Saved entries

╔══

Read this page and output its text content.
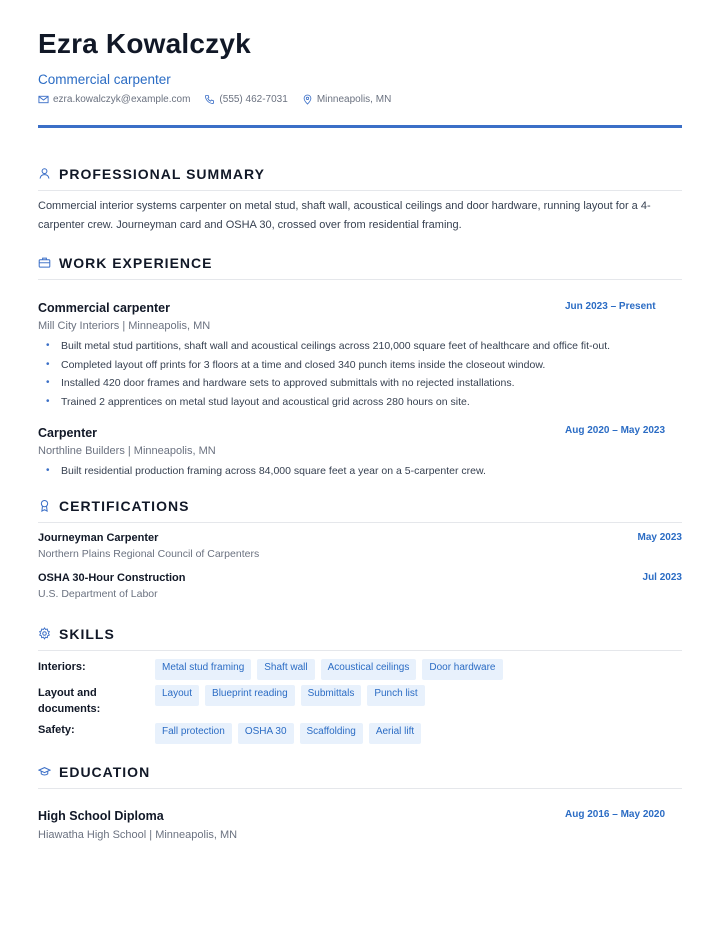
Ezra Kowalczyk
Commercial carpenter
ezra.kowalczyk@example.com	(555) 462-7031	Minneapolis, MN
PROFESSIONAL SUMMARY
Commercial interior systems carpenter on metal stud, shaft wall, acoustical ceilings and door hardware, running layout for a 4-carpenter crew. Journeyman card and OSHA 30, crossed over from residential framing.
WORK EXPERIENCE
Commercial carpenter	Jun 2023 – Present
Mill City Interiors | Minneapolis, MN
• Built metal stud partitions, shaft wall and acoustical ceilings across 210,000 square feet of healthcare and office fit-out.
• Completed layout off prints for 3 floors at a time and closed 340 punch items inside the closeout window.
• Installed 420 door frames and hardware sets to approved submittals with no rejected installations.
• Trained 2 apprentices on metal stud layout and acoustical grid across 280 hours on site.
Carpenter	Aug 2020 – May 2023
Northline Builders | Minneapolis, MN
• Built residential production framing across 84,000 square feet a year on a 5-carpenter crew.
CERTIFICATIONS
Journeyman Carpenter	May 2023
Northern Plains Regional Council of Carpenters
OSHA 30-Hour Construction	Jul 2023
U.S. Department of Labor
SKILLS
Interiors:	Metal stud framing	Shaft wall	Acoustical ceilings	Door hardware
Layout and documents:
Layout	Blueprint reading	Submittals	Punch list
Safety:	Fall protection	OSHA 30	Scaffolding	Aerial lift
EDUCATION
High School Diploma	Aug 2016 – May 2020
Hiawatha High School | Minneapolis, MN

╚══

Make a copy of each line that contains the string "Journeyman".

▶ [EXERCISE OUTPUT]
Commercial interior systems carpenter on metal stud, shaft wall, acoustical ceilings and door hardware, running layout for a 4-carpenter crew. Journeyman card and OSHA 30, crossed over from residential framing.
Journeyman Carpenter	May 2023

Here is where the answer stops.